▶ Stated task: Return each line containing the string "arrow".

::: The input :::

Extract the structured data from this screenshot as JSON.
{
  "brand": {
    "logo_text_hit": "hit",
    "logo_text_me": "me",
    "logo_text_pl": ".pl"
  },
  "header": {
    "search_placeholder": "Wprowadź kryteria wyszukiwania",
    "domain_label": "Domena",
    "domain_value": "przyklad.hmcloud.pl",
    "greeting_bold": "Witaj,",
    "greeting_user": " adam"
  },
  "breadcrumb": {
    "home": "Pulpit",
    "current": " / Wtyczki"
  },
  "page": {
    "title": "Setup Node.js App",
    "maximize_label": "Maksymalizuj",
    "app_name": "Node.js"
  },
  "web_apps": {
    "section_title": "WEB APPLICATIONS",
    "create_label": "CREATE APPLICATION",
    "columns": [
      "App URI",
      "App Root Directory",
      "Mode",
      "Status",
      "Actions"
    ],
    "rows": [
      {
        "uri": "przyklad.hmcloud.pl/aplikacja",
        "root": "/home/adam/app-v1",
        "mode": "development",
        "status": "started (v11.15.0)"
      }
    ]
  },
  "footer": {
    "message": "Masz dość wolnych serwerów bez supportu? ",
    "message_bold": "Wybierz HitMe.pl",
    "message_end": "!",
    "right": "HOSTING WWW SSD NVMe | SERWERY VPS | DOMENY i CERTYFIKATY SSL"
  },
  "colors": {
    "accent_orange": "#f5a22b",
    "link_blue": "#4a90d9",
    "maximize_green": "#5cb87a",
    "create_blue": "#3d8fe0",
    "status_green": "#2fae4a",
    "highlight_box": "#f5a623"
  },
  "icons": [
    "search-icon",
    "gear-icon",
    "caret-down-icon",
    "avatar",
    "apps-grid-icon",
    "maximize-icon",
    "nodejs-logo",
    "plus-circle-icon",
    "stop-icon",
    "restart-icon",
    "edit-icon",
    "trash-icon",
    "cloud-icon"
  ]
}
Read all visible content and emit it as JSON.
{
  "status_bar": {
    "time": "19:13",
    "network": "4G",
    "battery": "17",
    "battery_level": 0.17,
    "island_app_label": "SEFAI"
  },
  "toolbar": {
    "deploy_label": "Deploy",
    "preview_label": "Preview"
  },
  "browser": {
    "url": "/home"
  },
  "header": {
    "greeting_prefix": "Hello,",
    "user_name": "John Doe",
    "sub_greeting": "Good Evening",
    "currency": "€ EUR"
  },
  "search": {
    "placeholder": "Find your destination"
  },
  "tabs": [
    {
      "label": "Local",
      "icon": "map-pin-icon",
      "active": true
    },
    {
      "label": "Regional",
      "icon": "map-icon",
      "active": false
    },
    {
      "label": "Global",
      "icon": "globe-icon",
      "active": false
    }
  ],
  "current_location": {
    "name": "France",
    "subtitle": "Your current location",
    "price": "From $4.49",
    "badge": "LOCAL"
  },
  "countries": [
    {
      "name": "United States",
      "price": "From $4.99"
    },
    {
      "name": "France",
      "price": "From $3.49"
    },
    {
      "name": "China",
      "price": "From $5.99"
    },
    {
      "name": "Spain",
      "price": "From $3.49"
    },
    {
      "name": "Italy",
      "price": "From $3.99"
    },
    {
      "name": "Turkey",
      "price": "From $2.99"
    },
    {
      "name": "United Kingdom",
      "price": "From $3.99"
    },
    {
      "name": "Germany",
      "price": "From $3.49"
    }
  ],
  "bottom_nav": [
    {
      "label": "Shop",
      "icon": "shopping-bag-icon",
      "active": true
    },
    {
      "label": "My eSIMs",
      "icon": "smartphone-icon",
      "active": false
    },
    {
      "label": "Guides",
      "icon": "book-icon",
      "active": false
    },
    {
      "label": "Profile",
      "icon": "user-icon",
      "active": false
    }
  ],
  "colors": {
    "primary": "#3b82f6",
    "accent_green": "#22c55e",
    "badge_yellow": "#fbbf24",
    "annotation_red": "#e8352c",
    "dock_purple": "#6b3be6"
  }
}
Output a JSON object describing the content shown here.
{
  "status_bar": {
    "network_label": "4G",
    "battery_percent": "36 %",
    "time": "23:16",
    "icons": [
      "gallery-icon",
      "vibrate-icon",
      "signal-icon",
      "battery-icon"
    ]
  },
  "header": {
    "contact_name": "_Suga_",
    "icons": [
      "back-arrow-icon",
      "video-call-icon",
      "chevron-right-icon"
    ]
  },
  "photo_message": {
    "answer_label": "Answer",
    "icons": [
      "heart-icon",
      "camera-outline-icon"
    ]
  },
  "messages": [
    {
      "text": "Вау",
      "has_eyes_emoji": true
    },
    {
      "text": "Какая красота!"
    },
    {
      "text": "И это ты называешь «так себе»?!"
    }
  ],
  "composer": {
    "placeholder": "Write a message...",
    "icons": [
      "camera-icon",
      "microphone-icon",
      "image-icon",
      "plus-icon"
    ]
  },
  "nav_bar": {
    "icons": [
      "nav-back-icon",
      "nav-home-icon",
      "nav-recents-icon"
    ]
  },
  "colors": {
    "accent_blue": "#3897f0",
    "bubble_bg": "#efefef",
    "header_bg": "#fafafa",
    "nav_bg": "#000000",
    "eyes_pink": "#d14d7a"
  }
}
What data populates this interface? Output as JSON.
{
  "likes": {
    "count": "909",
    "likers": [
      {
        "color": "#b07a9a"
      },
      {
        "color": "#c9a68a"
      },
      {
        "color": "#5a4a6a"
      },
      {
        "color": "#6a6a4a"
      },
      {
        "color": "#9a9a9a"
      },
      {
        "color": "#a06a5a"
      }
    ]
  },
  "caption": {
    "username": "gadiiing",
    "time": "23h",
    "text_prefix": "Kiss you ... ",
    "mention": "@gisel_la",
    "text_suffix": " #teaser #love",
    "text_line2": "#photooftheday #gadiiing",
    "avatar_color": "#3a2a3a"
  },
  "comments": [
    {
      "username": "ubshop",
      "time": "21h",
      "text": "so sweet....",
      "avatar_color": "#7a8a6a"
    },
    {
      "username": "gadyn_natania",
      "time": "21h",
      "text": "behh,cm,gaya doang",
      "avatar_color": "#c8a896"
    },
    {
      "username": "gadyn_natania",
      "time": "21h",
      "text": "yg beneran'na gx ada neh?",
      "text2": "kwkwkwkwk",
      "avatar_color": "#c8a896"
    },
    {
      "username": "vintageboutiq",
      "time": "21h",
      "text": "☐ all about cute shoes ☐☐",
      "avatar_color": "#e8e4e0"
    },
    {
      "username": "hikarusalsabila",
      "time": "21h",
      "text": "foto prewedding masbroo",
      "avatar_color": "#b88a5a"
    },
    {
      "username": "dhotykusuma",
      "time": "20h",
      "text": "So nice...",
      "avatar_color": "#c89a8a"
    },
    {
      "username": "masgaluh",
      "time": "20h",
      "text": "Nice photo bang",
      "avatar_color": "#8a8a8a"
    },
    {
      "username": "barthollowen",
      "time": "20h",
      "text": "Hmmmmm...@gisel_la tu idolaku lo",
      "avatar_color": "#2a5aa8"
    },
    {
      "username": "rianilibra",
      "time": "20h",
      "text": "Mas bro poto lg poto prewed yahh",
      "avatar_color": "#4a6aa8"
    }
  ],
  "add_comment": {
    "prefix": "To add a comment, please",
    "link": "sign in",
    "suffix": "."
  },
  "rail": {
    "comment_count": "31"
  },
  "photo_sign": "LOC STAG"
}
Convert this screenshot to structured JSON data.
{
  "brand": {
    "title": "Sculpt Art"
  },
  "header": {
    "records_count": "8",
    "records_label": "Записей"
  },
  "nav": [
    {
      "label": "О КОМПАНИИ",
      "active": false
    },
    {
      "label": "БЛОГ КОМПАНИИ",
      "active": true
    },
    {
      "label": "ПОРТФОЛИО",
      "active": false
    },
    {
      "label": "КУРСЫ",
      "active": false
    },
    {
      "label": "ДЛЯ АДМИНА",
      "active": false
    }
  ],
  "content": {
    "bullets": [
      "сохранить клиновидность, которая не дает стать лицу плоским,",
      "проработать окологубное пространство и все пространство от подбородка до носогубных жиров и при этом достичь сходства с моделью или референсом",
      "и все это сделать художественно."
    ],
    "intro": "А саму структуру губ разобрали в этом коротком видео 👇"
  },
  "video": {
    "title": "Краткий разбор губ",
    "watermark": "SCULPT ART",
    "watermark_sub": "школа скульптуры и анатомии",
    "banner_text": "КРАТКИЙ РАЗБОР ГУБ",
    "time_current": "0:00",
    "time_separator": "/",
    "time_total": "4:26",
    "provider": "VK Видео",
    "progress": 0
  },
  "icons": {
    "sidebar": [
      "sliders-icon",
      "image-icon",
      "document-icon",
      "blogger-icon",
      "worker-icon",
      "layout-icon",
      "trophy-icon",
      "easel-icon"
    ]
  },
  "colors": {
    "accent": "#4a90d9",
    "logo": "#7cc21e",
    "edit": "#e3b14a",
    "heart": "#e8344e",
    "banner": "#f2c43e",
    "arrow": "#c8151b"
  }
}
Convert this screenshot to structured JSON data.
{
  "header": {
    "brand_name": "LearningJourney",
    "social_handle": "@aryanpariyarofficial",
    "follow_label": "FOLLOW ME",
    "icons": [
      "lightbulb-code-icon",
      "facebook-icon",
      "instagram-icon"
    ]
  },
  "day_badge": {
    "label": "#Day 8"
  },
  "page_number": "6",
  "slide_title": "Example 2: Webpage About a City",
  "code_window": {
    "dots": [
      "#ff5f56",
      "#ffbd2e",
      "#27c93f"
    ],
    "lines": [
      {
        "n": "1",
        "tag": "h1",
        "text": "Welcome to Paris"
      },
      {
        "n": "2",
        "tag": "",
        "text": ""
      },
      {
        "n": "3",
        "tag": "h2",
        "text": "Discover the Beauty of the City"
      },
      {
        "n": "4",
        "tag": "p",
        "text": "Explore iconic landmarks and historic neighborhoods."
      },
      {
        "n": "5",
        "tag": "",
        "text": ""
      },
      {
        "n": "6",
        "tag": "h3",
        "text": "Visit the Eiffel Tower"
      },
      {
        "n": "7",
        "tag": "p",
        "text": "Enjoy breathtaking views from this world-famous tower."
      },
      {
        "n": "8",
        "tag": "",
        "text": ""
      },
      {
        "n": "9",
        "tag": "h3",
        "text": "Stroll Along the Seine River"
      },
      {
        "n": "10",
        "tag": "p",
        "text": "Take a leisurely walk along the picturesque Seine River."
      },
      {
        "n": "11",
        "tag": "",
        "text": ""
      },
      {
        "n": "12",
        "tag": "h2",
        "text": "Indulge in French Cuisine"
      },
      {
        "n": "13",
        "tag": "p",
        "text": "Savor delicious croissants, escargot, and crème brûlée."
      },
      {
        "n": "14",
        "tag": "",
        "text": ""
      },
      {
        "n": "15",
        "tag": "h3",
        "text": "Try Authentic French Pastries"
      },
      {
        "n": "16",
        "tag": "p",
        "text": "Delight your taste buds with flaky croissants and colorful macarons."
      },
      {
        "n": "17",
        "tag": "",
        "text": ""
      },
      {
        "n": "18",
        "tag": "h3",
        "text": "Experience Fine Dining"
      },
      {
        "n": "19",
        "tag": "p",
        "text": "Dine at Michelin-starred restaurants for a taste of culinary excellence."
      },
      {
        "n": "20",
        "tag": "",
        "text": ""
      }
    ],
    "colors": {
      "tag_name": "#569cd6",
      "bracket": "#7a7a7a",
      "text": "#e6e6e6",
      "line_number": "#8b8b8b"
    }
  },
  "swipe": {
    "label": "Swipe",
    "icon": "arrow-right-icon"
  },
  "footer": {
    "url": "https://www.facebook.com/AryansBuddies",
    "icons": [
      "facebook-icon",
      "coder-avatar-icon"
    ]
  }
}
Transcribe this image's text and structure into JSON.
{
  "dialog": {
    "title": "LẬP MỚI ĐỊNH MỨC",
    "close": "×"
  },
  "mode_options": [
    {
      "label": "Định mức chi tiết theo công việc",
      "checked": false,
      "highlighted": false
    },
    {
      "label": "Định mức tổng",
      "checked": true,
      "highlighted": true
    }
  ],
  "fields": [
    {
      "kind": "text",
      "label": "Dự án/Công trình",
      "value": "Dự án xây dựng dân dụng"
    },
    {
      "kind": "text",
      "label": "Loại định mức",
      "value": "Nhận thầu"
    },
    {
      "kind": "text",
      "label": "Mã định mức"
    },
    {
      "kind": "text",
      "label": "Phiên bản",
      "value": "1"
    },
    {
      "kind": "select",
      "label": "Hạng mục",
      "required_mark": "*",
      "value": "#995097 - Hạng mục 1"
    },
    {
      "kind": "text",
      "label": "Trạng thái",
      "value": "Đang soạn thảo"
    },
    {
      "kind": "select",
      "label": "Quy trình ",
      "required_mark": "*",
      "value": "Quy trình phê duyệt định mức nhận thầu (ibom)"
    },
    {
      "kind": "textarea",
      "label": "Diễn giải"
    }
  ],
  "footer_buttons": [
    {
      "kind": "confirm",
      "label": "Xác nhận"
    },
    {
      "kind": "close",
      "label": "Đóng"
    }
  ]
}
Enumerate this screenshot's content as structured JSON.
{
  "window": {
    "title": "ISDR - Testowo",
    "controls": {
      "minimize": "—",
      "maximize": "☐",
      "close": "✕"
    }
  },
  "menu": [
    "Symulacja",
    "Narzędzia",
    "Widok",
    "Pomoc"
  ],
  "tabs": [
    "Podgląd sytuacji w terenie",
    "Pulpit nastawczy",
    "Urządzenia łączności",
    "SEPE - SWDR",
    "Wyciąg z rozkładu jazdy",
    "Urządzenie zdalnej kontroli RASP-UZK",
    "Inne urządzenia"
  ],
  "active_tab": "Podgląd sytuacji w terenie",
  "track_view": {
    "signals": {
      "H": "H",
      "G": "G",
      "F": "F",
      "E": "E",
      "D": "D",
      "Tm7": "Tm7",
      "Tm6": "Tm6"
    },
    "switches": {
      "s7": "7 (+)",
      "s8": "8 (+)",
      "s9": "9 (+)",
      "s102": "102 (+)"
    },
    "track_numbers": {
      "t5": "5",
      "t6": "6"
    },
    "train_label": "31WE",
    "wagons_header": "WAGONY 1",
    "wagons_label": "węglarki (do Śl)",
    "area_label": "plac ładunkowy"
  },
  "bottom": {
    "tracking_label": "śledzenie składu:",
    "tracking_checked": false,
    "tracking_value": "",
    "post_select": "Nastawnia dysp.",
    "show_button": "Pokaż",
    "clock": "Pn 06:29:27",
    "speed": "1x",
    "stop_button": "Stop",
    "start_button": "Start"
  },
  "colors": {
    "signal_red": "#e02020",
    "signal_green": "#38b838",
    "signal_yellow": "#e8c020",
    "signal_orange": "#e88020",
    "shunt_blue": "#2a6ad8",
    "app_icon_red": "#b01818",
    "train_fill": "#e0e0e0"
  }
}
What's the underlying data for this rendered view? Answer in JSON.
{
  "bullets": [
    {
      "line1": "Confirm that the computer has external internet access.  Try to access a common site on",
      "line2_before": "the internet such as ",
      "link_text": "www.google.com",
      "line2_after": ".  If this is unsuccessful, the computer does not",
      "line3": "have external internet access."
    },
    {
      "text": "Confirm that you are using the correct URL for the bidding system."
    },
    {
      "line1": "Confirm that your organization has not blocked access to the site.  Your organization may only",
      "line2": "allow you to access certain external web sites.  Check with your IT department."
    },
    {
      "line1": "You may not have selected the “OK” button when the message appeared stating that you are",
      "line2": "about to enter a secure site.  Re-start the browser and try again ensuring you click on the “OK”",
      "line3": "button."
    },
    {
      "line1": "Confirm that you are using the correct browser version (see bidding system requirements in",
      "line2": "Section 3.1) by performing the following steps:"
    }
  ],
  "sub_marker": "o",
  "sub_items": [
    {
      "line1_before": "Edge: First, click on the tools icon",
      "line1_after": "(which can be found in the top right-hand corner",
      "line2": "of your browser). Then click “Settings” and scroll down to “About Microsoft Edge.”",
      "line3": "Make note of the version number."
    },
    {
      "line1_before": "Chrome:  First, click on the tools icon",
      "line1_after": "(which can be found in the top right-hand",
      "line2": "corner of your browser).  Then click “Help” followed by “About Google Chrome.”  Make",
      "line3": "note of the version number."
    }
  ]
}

:::

▶ Complete output:
      "back-arrow-icon",
    "arrow": "#c8151b"
    "icon": "arrow-right-icon"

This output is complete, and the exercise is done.